#### Task input ####
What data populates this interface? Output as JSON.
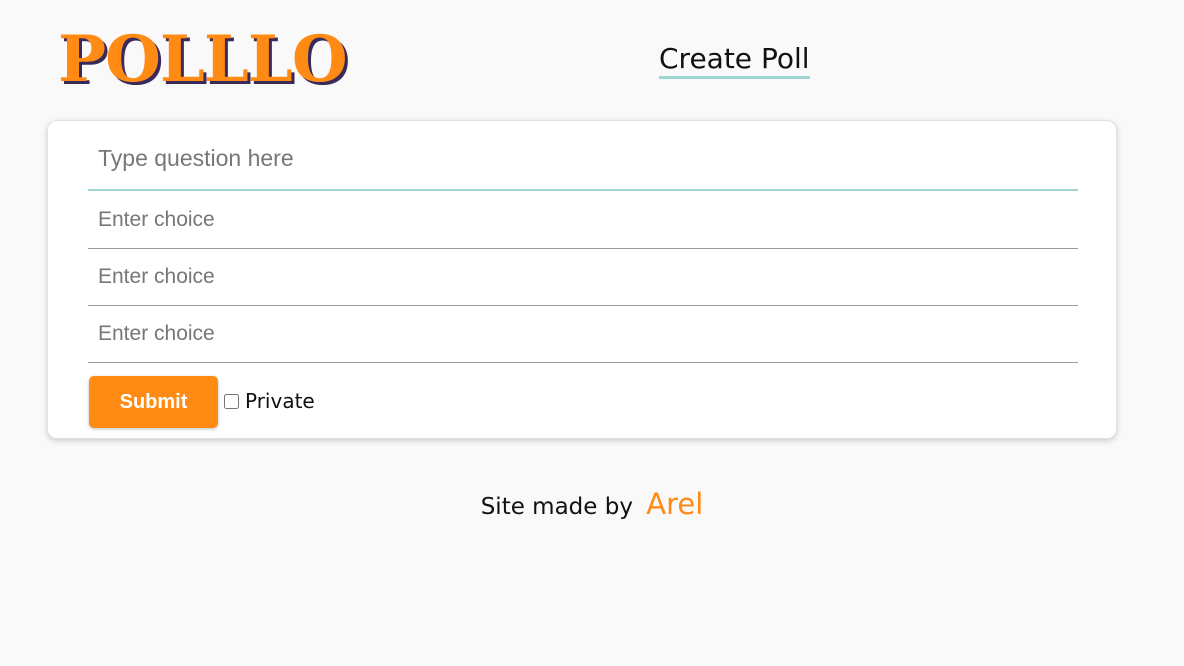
{
  "header": {
    "logo_text": "POLLLO",
    "nav_create_poll": "Create Poll"
  },
  "form": {
    "question_placeholder": "Type question here",
    "choices": [
      {
        "placeholder": "Enter choice"
      },
      {
        "placeholder": "Enter choice"
      },
      {
        "placeholder": "Enter choice"
      }
    ],
    "submit_label": "Submit",
    "private_label": "Private",
    "private_checked": false
  },
  "footer": {
    "prefix": "Site made by",
    "author": "Arel"
  },
  "colors": {
    "accent_orange": "#ff8a14",
    "accent_teal": "#9fd6d4",
    "logo_shadow": "#3a2a5c",
    "background": "#f9f9f9"
  },
  "icons": {
    "private_checkbox": "checkbox-unchecked"
  }
}
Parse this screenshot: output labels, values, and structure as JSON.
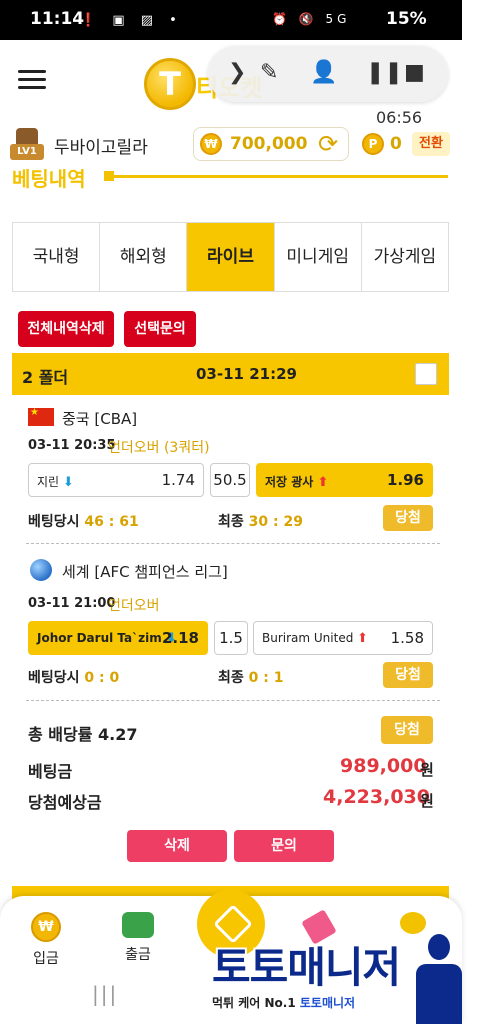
{
  "status_bar": {
    "time": "11:14",
    "left_icons": "❗ ▣ ▨ •",
    "right_icons": "⏰ 🔇 5G",
    "battery": "15%"
  },
  "header": {
    "logo_letter": "T",
    "logo_word": "티오켓"
  },
  "media": {
    "time": "06:56"
  },
  "user": {
    "level": "LV1",
    "name": "두바이고릴라",
    "money": "700,000",
    "point": "0",
    "convert_label": "전환"
  },
  "section": {
    "title": "베팅내역"
  },
  "tabs": [
    {
      "label": "국내형",
      "active": false
    },
    {
      "label": "해외형",
      "active": false
    },
    {
      "label": "라이브",
      "active": true
    },
    {
      "label": "미니게임",
      "active": false
    },
    {
      "label": "가상게임",
      "active": false
    }
  ],
  "actions": {
    "delete_all": "전체내역삭제",
    "inquiry_selected": "선택문의"
  },
  "folder": {
    "label": "2 폴더",
    "date": "03-11 21:29"
  },
  "games": [
    {
      "league": "중국 [CBA]",
      "datetime": "03-11 20:35",
      "market": "언더오버 (3쿼터)",
      "home": {
        "team": "지린",
        "odds": "1.74",
        "arrow": "down",
        "selected": false
      },
      "line": "50.5",
      "away": {
        "team": "저장 광사",
        "odds": "1.96",
        "arrow": "up",
        "selected": true
      },
      "bet_time_label": "베팅당시",
      "bet_time_score": "46 : 61",
      "final_label": "최종",
      "final_score": "30 : 29",
      "result": "당첨"
    },
    {
      "league": "세계 [AFC 챔피언스 리그]",
      "datetime": "03-11 21:00",
      "market": "언더오버",
      "home": {
        "team": "Johor Darul Ta`zim",
        "odds": "2.18",
        "arrow": "down",
        "selected": true
      },
      "line": "1.5",
      "away": {
        "team": "Buriram United",
        "odds": "1.58",
        "arrow": "up",
        "selected": false
      },
      "bet_time_label": "베팅당시",
      "bet_time_score": "0 : 0",
      "final_label": "최종",
      "final_score": "0 : 1",
      "result": "당첨"
    }
  ],
  "summary": {
    "total_odds_label": "총 배당률 4.27",
    "result": "당첨",
    "bet_amount_label": "베팅금",
    "bet_amount": "989,000",
    "expected_label": "당첨예상금",
    "expected_amount": "4,223,030",
    "unit": "원"
  },
  "buttons": {
    "delete": "삭제",
    "inquiry": "문의"
  },
  "bottom_nav": [
    {
      "label": "입금",
      "icon": "deposit-coin-icon"
    },
    {
      "label": "출금",
      "icon": "withdraw-money-icon"
    }
  ],
  "watermark": {
    "title": "토토매니저",
    "sub_a": "먹튀 케어 No.1 ",
    "sub_b": "토토매니저"
  },
  "colors": {
    "accent": "#f7c600",
    "red": "#d6001c",
    "pink": "#ee3e63",
    "win_gold": "#efbb2a"
  }
}
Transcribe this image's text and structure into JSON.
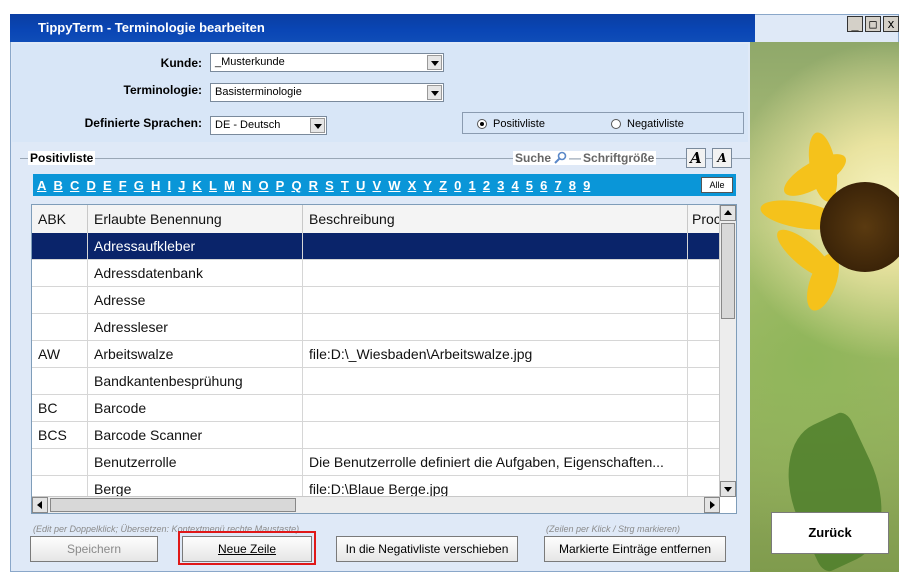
{
  "window": {
    "title": "TippyTerm - Terminologie bearbeiten"
  },
  "window_buttons": {
    "minimize": "_",
    "maximize": "□",
    "close": "x"
  },
  "form": {
    "kunde_label": "Kunde:",
    "kunde_value": "_Musterkunde",
    "terminologie_label": "Terminologie:",
    "terminologie_value": "Basisterminologie",
    "sprachen_label": "Definierte Sprachen:",
    "sprachen_value": "DE - Deutsch",
    "radio_positiv": "Positivliste",
    "radio_negativ": "Negativliste",
    "selected_list": "Positivliste"
  },
  "list_group": {
    "label": "Positivliste",
    "search_label": "Suche",
    "font_size_label": "Schriftgröße",
    "font_larger": "A",
    "font_smaller": "A"
  },
  "alphabet": [
    "A",
    "B",
    "C",
    "D",
    "E",
    "F",
    "G",
    "H",
    "I",
    "J",
    "K",
    "L",
    "M",
    "N",
    "O",
    "P",
    "Q",
    "R",
    "S",
    "T",
    "U",
    "V",
    "W",
    "X",
    "Y",
    "Z",
    "0",
    "1",
    "2",
    "3",
    "4",
    "5",
    "6",
    "7",
    "8",
    "9"
  ],
  "alle_button": "Alle",
  "table": {
    "columns": [
      "ABK",
      "Erlaubte Benennung",
      "Beschreibung",
      "Proc"
    ],
    "rows": [
      {
        "abk": "",
        "benennung": "Adressaufkleber",
        "beschreibung": "",
        "selected": true
      },
      {
        "abk": "",
        "benennung": "Adressdatenbank",
        "beschreibung": ""
      },
      {
        "abk": "",
        "benennung": "Adresse",
        "beschreibung": ""
      },
      {
        "abk": "",
        "benennung": "Adressleser",
        "beschreibung": ""
      },
      {
        "abk": "AW",
        "benennung": "Arbeitswalze",
        "beschreibung": "file:D:\\_Wiesbaden\\Arbeitswalze.jpg"
      },
      {
        "abk": "",
        "benennung": "Bandkantenbesprühung",
        "beschreibung": ""
      },
      {
        "abk": "BC",
        "benennung": "Barcode",
        "beschreibung": ""
      },
      {
        "abk": "BCS",
        "benennung": "Barcode Scanner",
        "beschreibung": ""
      },
      {
        "abk": "",
        "benennung": "Benutzerrolle",
        "beschreibung": "Die Benutzerrolle definiert die Aufgaben, Eigenschaften..."
      },
      {
        "abk": "",
        "benennung": "Berge",
        "beschreibung": "file:D:\\Blaue Berge.jpg"
      }
    ]
  },
  "hints": {
    "left": "(Edit per Doppelklick; Übersetzen: Kontextmenü rechte Maustaste)",
    "right": "(Zeilen per Klick / Strg markieren)"
  },
  "buttons": {
    "speichern": "Speichern",
    "neue_zeile": "Neue Zeile",
    "negativliste": "In die Negativliste verschieben",
    "entfernen": "Markierte Einträge entfernen",
    "zurueck": "Zurück"
  },
  "colors": {
    "title_bar": "#0a46b5",
    "alphabet_bar": "#0a96d8",
    "selection": "#0a246a",
    "highlight_border": "#e01818"
  }
}
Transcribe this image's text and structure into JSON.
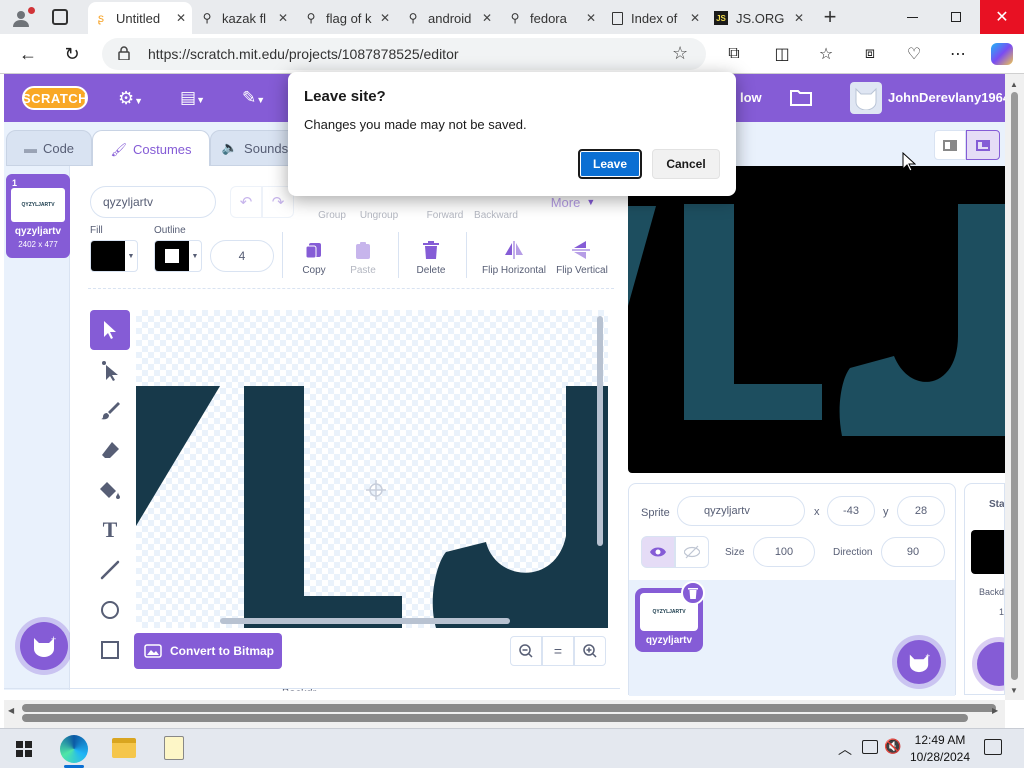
{
  "browser": {
    "tabs": [
      {
        "icon": "scratch-cat-icon",
        "label": "Untitled"
      },
      {
        "icon": "search-icon",
        "label": "kazak fl"
      },
      {
        "icon": "search-icon",
        "label": "flag of k"
      },
      {
        "icon": "search-icon",
        "label": "android"
      },
      {
        "icon": "search-icon",
        "label": "fedora"
      },
      {
        "icon": "document-icon",
        "label": "Index of"
      },
      {
        "icon": "js-icon",
        "label": "JS.ORG"
      }
    ],
    "url": "https://scratch.mit.edu/projects/1087878525/editor"
  },
  "scratch": {
    "logo": "SCRATCH",
    "menu_right_partial": "low",
    "username": "JohnDerevlany1964",
    "tabs": {
      "code": "Code",
      "costumes": "Costumes",
      "sounds": "Sounds"
    },
    "costume": {
      "number": "1",
      "name": "qyzyljartv",
      "size": "2402 x 477",
      "thumb_text": "QYZYLJARTV"
    },
    "paint": {
      "costume_name": "qyzyljartv",
      "group": "Group",
      "ungroup": "Ungroup",
      "forward": "Forward",
      "backward": "Backward",
      "more": "More",
      "fill": "Fill",
      "outline": "Outline",
      "outline_width": "4",
      "copy": "Copy",
      "paste": "Paste",
      "delete": "Delete",
      "flip_h": "Flip Horizontal",
      "flip_v": "Flip Vertical",
      "convert": "Convert to Bitmap",
      "zoom_reset": "=",
      "bottom_partial": "Backdr..."
    },
    "sprite": {
      "label": "Sprite",
      "name": "qyzyljartv",
      "x_label": "x",
      "x": "-43",
      "y_label": "y",
      "y": "28",
      "size_label": "Size",
      "size": "100",
      "direction_label": "Direction",
      "direction": "90",
      "thumb_name": "qyzyljartv",
      "thumb_text": "QYZYLJARTV"
    },
    "stage_panel": {
      "label": "Stag",
      "backdrops_label": "Backd",
      "backdrops_count": "1"
    }
  },
  "dialog": {
    "title": "Leave site?",
    "message": "Changes you made may not be saved.",
    "leave": "Leave",
    "cancel": "Cancel"
  },
  "taskbar": {
    "time": "12:49 AM",
    "date": "10/28/2024"
  },
  "colors": {
    "scratch_purple": "#855cd6",
    "art_teal": "#17394a",
    "stage_teal": "#1d4e5f",
    "leave_blue": "#0b6fd3"
  }
}
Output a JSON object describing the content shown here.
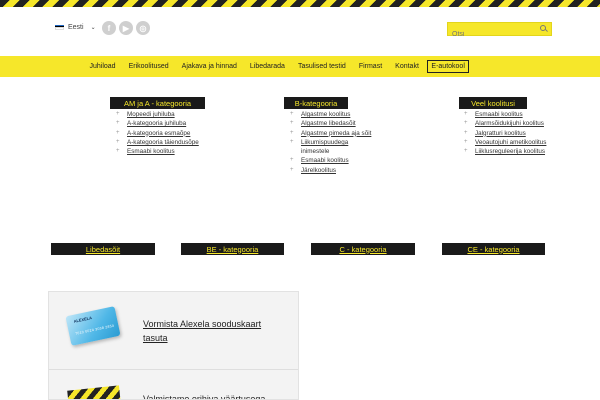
{
  "header": {
    "language": "Eesti",
    "social": [
      "facebook-icon",
      "youtube-icon",
      "instagram-icon"
    ],
    "search_placeholder": "Otsi"
  },
  "nav": {
    "items": [
      "Juhiload",
      "Erikoolitused",
      "Ajakava ja hinnad",
      "Libedarada",
      "Tasulised testid",
      "Firmast",
      "Kontakt",
      "E-autokool"
    ]
  },
  "columns": [
    {
      "title": "AM ja A - kategooria",
      "links": [
        "Mopeedi juhiluba",
        "A-kategooria juhiluba",
        "A-kategooria esmaõpe",
        "A-kategooria täiendusõpe",
        "Esmaabi koolitus"
      ]
    },
    {
      "title": "B-kategooria",
      "links": [
        "Algastme koolitus",
        "Algastme libedasõit",
        "Algastme pimeda aja sõit",
        "Liikumispuudega",
        "inimestele",
        "Esmaabi koolitus",
        "Järelkoolitus"
      ]
    },
    {
      "title": "Veel koolitusi",
      "links": [
        "Esmaabi koolitus",
        "Alarmsõidukijuhi koolitus",
        "Jalgratturi koolitus",
        "Veoautojuhi ametikoolitus",
        "Liiklusreguleerija koolitus"
      ]
    }
  ],
  "categories": [
    "Libedasõit",
    "BE - kategooria",
    "C - kategooria",
    "CE - kategooria"
  ],
  "promo": {
    "card_brand": "ALEXELA",
    "card_number": "7010 0024 3038 2854",
    "item1": "Vormista Alexela sooduskaart tasuta",
    "item2": "Valmistame erihiva väärtusega"
  },
  "colors": {
    "brand_yellow": "#f6e72a",
    "dark": "#1a1a1a"
  }
}
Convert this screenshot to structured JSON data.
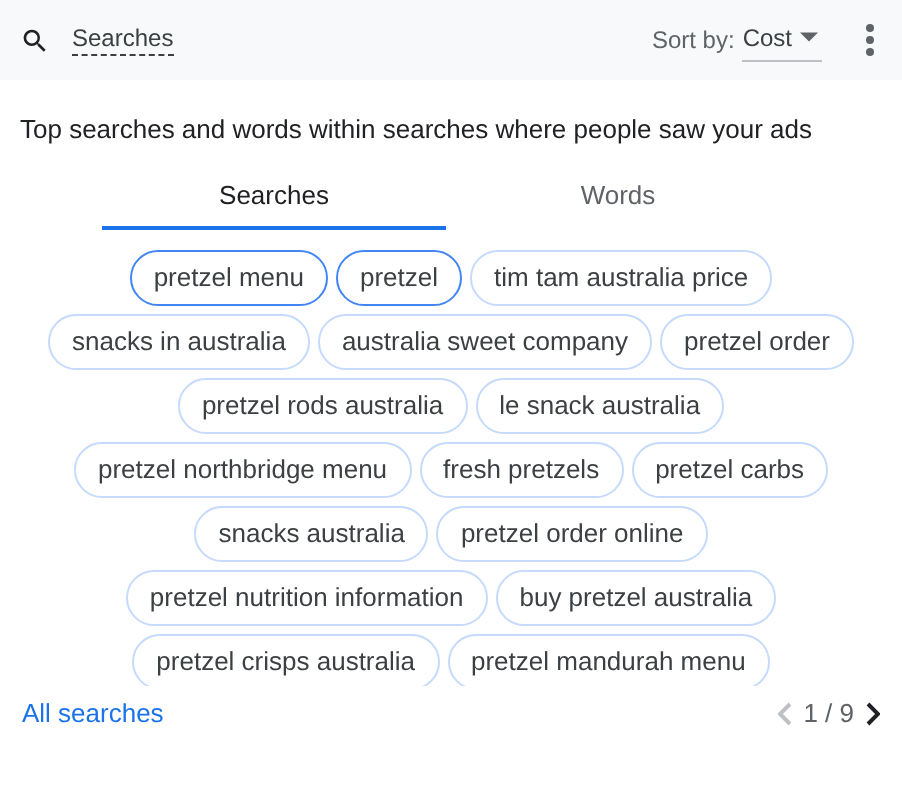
{
  "header": {
    "search_label": "Searches",
    "sort_label": "Sort by:",
    "sort_value": "Cost"
  },
  "description": "Top searches and words within searches where people saw your ads",
  "tabs": [
    {
      "label": "Searches",
      "selected": true
    },
    {
      "label": "Words",
      "selected": false
    }
  ],
  "chip_rows": [
    [
      {
        "label": "pretzel menu",
        "selected": true
      },
      {
        "label": "pretzel",
        "selected": true
      },
      {
        "label": "tim tam australia price",
        "selected": false
      }
    ],
    [
      {
        "label": "snacks in australia",
        "selected": false
      },
      {
        "label": "australia sweet company",
        "selected": false
      },
      {
        "label": "pretzel order",
        "selected": false
      }
    ],
    [
      {
        "label": "pretzel rods australia",
        "selected": false
      },
      {
        "label": "le snack australia",
        "selected": false
      }
    ],
    [
      {
        "label": "pretzel northbridge menu",
        "selected": false
      },
      {
        "label": "fresh pretzels",
        "selected": false
      },
      {
        "label": "pretzel carbs",
        "selected": false
      }
    ],
    [
      {
        "label": "snacks australia",
        "selected": false
      },
      {
        "label": "pretzel order online",
        "selected": false
      }
    ],
    [
      {
        "label": "pretzel nutrition information",
        "selected": false
      },
      {
        "label": "buy pretzel australia",
        "selected": false
      }
    ],
    [
      {
        "label": "pretzel crisps australia",
        "selected": false
      },
      {
        "label": "pretzel mandurah menu",
        "selected": false
      }
    ]
  ],
  "footer": {
    "link": "All searches",
    "page": "1 / 9"
  }
}
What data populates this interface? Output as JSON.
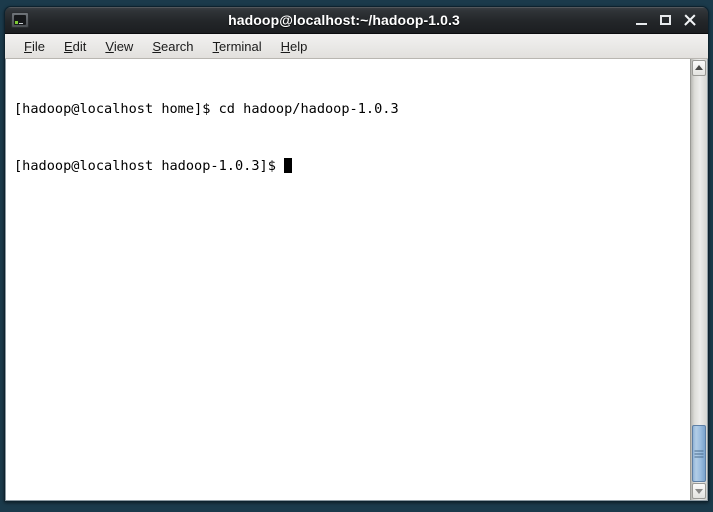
{
  "window": {
    "title": "hadoop@localhost:~/hadoop-1.0.3",
    "icon": "terminal-icon",
    "controls": {
      "minimize": "minimize-icon",
      "maximize": "maximize-icon",
      "close": "close-icon"
    }
  },
  "menubar": {
    "items": [
      {
        "label": "File",
        "mnemonic": "F",
        "rest": "ile"
      },
      {
        "label": "Edit",
        "mnemonic": "E",
        "rest": "dit"
      },
      {
        "label": "View",
        "mnemonic": "V",
        "rest": "iew"
      },
      {
        "label": "Search",
        "mnemonic": "S",
        "rest": "earch"
      },
      {
        "label": "Terminal",
        "mnemonic": "T",
        "rest": "erminal"
      },
      {
        "label": "Help",
        "mnemonic": "H",
        "rest": "elp"
      }
    ]
  },
  "terminal": {
    "lines": [
      "[hadoop@localhost home]$ cd hadoop/hadoop-1.0.3",
      "[hadoop@localhost hadoop-1.0.3]$ "
    ],
    "prompt_user": "hadoop",
    "prompt_host": "localhost",
    "current_directory": "hadoop-1.0.3",
    "last_command": "cd hadoop/hadoop-1.0.3",
    "cursor_visible": true,
    "background_color": "#ffffff",
    "text_color": "#000000"
  },
  "scrollbar": {
    "up_arrow": "scroll-up-icon",
    "down_arrow": "scroll-down-icon",
    "thumb_top_percent": 86,
    "thumb_height_percent": 14
  },
  "colors": {
    "desktop": "#1b3a4b",
    "titlebar": "#232629",
    "menubar": "#e9e8e6",
    "scrollbar_thumb": "#9cbee0"
  }
}
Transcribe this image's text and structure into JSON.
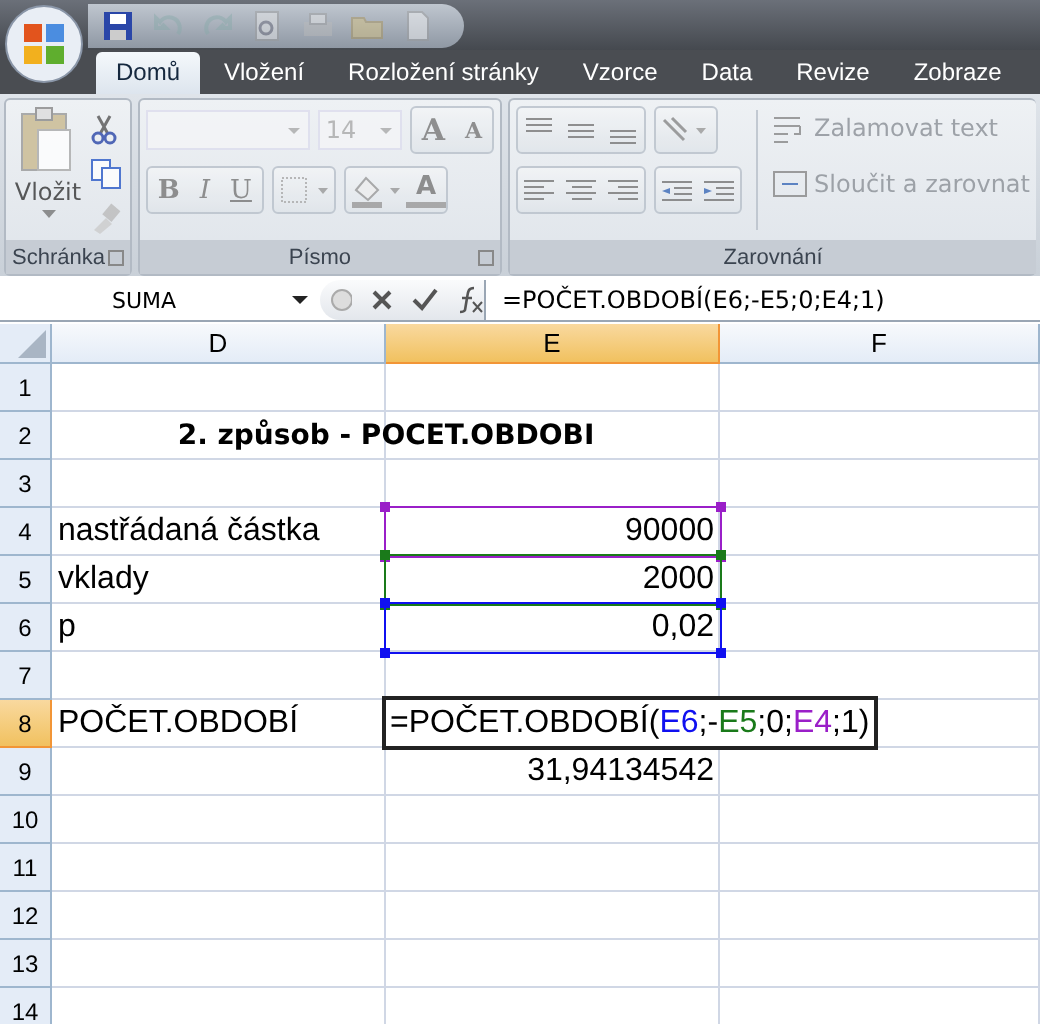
####
Filter the records for lines holding the string "team". Copy each one.

        "team": "지린",
        "team": "저장 광사",
        "team": "Johor Darul Ta`zim",
        "team": "Buriram United",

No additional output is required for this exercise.